» **Task details**: Tell how many lines contain the word "medida". Reply with the number only.

» **Recorded data**:
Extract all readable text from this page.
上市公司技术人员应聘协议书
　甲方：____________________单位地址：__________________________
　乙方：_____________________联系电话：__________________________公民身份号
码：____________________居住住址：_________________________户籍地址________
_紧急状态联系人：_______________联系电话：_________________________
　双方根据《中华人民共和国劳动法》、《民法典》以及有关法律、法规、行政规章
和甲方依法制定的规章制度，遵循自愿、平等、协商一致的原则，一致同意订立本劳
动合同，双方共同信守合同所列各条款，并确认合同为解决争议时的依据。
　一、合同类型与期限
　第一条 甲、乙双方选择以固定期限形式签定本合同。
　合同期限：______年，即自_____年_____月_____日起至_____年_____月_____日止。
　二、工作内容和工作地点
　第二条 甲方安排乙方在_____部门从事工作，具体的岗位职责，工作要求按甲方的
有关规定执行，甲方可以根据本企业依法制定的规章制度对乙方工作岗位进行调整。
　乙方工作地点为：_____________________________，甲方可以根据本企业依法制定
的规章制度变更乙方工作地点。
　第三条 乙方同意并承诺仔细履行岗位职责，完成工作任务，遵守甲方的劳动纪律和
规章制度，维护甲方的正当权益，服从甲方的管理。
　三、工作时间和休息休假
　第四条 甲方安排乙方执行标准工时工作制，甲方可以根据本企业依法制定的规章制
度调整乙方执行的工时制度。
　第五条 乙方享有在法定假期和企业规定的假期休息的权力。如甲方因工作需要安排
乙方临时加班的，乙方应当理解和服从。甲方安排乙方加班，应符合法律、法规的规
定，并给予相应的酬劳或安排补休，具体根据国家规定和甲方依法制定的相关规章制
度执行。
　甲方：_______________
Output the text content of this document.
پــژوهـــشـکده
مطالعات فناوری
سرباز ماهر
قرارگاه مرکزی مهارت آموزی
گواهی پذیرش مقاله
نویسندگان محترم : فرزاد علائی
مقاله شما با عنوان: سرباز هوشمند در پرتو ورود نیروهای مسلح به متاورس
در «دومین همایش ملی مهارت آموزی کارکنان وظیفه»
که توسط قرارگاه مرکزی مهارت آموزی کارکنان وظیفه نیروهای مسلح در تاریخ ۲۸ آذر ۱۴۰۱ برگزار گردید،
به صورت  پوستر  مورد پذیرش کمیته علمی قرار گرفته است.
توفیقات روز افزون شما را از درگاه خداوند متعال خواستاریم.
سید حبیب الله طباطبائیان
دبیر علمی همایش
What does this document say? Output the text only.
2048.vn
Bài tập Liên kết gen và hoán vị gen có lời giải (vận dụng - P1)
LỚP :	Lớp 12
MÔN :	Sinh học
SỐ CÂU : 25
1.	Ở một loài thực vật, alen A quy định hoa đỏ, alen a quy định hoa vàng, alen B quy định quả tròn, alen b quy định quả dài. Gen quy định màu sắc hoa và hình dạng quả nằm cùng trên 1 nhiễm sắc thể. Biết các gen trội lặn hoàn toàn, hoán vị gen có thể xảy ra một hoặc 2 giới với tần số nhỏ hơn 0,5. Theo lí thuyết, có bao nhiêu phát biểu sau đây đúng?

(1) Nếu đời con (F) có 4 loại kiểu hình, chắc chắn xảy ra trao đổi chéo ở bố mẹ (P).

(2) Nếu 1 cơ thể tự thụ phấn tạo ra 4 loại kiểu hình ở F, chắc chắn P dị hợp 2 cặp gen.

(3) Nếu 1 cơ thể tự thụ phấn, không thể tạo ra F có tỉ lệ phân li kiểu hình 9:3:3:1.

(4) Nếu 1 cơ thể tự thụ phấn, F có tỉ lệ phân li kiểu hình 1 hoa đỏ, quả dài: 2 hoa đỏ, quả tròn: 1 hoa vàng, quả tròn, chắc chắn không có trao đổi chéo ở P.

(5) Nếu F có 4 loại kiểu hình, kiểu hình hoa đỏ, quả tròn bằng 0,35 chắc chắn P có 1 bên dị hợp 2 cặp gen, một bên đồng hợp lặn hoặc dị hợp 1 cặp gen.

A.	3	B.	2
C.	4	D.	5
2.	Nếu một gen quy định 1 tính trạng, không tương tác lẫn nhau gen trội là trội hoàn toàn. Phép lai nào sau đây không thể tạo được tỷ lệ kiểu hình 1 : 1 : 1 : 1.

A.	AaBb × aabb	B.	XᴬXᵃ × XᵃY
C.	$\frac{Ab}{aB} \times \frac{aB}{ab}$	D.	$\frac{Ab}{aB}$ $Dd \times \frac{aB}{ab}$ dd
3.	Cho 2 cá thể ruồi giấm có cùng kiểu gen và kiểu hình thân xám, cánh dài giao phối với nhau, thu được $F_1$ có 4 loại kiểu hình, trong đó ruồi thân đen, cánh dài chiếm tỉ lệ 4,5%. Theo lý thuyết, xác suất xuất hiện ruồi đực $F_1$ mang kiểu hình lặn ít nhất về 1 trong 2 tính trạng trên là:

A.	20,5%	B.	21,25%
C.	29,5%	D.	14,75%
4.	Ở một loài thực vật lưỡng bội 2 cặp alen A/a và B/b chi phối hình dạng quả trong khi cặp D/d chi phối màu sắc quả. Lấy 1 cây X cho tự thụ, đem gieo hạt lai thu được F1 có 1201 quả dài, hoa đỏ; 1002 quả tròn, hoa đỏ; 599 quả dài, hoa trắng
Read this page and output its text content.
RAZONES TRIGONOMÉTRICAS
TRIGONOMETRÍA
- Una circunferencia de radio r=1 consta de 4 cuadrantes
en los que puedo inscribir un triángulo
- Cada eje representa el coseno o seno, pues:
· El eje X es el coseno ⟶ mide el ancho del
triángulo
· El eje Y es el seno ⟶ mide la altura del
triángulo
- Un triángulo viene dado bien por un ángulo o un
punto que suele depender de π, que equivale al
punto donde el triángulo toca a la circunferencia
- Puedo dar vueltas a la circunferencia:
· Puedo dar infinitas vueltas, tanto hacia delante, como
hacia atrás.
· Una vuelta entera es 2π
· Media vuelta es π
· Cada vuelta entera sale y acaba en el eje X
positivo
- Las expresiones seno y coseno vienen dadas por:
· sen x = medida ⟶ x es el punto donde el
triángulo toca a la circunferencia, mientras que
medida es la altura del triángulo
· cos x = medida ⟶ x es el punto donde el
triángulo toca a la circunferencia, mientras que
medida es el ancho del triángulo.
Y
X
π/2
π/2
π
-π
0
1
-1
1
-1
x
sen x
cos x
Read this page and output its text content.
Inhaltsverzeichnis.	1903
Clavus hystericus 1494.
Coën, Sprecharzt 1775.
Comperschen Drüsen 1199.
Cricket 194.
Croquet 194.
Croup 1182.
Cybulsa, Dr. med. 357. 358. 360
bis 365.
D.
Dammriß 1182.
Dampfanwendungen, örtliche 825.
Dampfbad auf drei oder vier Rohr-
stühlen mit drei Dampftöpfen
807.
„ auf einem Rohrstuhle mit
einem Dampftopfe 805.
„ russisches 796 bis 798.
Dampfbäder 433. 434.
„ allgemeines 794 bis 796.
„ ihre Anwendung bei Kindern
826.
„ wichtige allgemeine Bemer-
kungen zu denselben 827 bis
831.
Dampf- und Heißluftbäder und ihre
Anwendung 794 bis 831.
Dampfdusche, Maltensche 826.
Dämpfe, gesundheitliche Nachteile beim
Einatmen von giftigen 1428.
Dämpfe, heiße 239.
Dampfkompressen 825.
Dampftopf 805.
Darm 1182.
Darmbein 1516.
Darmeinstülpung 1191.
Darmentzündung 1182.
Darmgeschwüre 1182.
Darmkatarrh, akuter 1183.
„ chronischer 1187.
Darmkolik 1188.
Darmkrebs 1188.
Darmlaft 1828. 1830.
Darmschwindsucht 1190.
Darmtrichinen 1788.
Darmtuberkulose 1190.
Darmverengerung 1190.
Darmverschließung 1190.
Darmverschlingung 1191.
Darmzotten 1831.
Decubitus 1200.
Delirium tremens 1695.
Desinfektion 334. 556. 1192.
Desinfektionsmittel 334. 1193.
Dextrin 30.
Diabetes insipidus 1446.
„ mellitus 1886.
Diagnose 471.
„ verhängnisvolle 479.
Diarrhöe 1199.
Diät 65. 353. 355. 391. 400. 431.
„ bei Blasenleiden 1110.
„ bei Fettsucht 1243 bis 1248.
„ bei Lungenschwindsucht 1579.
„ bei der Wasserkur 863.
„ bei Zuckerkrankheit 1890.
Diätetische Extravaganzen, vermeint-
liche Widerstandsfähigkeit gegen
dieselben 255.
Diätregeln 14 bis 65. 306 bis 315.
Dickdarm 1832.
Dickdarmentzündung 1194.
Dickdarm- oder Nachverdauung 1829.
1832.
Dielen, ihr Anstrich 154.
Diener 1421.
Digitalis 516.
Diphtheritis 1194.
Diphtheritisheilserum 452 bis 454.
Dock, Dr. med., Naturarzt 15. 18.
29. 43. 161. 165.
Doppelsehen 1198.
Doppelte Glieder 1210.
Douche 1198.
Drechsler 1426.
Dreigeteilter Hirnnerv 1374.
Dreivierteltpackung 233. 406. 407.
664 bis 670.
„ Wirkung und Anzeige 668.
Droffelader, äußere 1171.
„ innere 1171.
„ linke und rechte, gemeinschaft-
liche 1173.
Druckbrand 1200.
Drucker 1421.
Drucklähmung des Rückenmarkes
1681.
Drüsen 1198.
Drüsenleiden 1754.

» **Written solution**: 4